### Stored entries
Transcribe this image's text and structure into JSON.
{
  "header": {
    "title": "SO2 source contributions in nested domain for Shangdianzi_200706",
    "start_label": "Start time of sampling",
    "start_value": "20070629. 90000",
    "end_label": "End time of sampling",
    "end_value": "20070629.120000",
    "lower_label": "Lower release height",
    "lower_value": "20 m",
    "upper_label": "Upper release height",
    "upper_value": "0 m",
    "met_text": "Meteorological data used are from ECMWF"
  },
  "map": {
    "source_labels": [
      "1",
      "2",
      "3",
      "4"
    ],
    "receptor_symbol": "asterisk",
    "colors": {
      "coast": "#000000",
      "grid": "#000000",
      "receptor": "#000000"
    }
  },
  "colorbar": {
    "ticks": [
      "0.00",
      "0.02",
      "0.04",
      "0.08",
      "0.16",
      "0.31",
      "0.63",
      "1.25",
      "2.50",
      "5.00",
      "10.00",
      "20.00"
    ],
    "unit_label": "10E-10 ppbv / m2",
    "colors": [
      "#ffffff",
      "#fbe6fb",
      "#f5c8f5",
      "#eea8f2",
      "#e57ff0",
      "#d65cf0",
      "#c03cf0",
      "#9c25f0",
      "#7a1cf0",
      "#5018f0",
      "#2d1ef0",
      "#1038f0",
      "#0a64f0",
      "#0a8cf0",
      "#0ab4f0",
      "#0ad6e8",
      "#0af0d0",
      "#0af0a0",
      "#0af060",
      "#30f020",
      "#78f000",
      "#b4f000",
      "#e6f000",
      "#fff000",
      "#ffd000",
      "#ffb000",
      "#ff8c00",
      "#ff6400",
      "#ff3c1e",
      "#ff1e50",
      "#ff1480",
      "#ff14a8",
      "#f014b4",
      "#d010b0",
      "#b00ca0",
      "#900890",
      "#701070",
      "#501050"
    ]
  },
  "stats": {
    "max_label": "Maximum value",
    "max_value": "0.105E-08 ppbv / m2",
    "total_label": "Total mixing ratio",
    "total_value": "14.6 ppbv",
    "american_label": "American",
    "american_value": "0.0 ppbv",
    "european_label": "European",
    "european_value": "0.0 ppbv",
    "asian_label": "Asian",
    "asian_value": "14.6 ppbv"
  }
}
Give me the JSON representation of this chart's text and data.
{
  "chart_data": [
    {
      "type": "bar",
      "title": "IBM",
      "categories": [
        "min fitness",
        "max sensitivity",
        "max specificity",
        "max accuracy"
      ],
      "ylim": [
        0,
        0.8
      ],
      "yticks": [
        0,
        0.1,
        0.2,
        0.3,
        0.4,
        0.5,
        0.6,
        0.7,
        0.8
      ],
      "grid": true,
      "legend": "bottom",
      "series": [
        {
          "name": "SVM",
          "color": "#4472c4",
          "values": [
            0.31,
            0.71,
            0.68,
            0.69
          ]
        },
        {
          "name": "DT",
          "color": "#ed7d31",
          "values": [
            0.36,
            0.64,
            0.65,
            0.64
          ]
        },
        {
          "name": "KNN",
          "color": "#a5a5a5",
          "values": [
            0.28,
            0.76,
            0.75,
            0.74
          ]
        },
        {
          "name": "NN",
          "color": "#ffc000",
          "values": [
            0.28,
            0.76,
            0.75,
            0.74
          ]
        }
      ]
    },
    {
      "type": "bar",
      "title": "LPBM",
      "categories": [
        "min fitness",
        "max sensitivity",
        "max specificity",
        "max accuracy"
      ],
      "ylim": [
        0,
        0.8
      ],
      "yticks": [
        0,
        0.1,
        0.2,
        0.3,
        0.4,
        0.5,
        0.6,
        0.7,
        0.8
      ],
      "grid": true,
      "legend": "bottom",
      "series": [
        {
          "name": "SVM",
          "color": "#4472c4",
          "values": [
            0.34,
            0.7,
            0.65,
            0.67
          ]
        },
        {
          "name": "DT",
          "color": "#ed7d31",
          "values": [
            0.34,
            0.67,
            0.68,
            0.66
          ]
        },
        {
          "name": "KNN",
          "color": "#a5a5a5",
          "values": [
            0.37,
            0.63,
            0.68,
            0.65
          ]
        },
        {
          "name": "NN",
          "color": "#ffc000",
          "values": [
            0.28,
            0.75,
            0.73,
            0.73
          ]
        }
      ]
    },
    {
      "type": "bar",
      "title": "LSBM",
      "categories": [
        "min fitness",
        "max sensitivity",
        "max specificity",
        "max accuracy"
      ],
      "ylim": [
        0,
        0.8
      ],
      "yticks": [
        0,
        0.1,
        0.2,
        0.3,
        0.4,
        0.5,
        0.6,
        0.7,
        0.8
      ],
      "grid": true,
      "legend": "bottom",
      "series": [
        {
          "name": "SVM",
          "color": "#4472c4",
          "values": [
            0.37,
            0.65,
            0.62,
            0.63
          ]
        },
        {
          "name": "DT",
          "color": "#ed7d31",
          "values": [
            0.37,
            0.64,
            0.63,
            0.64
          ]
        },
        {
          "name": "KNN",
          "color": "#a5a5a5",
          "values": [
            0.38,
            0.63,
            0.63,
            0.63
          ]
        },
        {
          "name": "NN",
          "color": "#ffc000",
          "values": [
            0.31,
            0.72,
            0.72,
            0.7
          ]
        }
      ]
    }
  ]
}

### Exercise details
Of the lines above, copy each that contains "sampling".

### Result below
    "start_label": "Start time of sampling",
    "end_label": "End time of sampling",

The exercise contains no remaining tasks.